Collect every line in the records below that contains the word "Work".

─── RECORDED DATA ───

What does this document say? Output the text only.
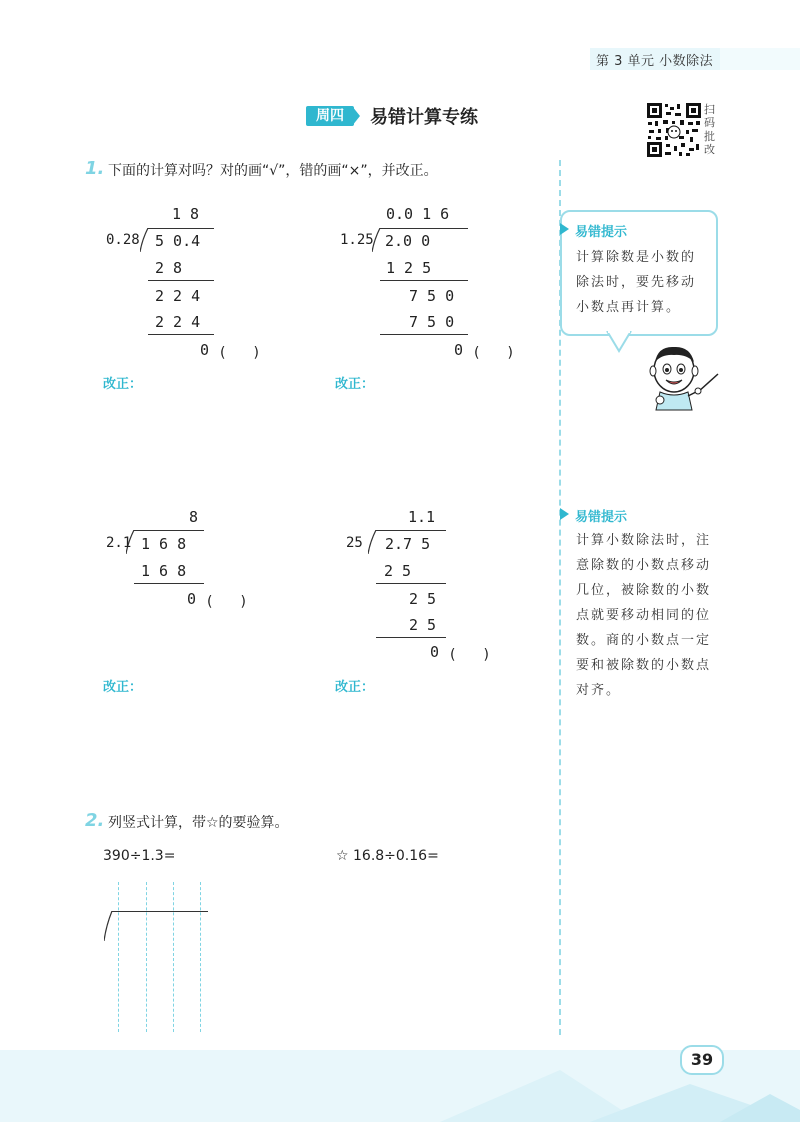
第 3 单元 小数除法
周四	易错计算专练	扫
码
批
改
1. 下面的计算对吗？对的画“√”，错的画“×”，并改正。
1 8
0.28 5 0.4
2 8
2 2 4
2 2 4
0 (　　)
改正：
0.0 1 6
1.25 2.0 0
1 2 5
7 5 0
7 5 0
0 (　　)
改正：
8
2.1 1 6 8
1 6 8
0 (　　)
改正：
1.1
25 2.7 5
2 5
2 5
2 5
0 (　　)
改正：
2. 列竖式计算，带☆的要验算。
390÷1.3=	☆ 16.8÷0.16=
易错提示
计算除数是小数的除法时，要先移动小数点再计算。
易错提示
计算小数除法时，注意除数的小数点移动几位，被除数的小数点就要移动相同的位数。商的小数点一定要和被除数的小数点对齐。
39
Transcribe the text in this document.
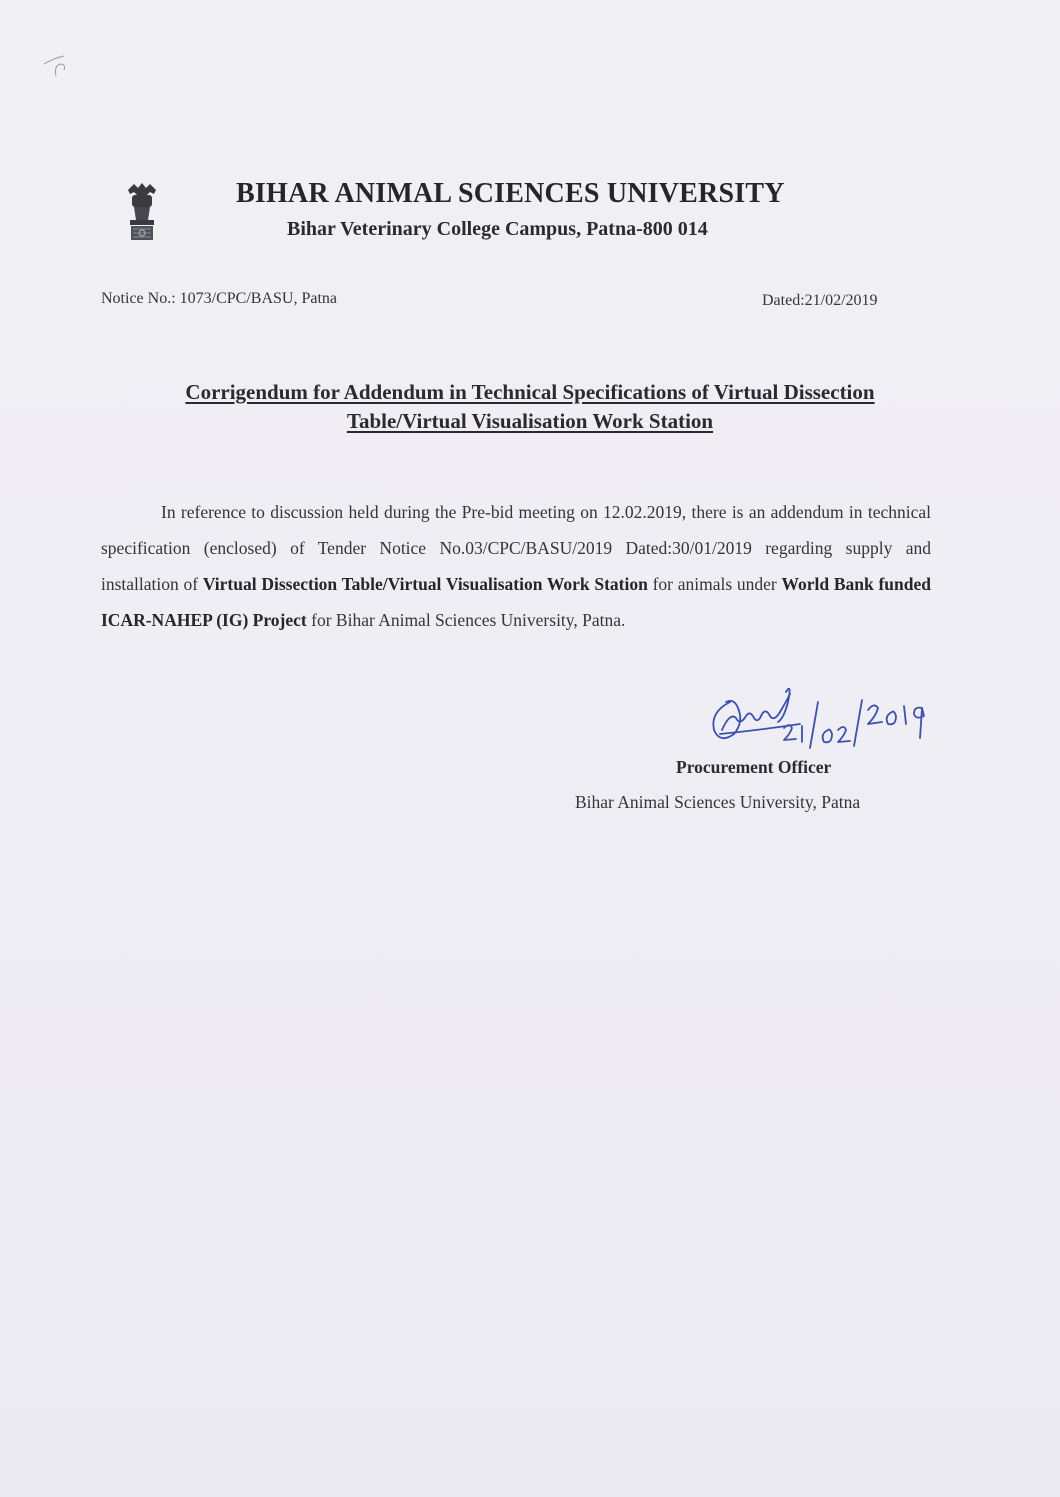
BIHAR ANIMAL SCIENCES UNIVERSITY
Bihar Veterinary College Campus, Patna-800 014
Notice No.: 1073/CPC/BASU, Patna	Dated:21/02/2019
Corrigendum for Addendum in Technical Specifications of Virtual Dissection
Table/Virtual Visualisation Work Station
In reference to discussion held during the Pre-bid meeting on 12.02.2019, there is an addendum in technical specification (enclosed) of Tender Notice No.03/CPC/BASU/2019 Dated:30/01/2019 regarding supply and installation of Virtual Dissection Table/Virtual Visualisation Work Station for animals under World Bank funded ICAR-NAHEP (IG) Project for Bihar Animal Sciences University, Patna.
Procurement Officer
Bihar Animal Sciences University, Patna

───

EXERCISE ANSWER =
Table/Virtual Visualisation Work Station
In reference to discussion held during the Pre-bid meeting on 12.02.2019, there is an addendum in technical specification (enclosed) of Tender Notice No.03/CPC/BASU/2019 Dated:30/01/2019 regarding supply and installation of Virtual Dissection Table/Virtual Visualisation Work Station for animals under World Bank funded ICAR-NAHEP (IG) Project for Bihar Animal Sciences University, Patna.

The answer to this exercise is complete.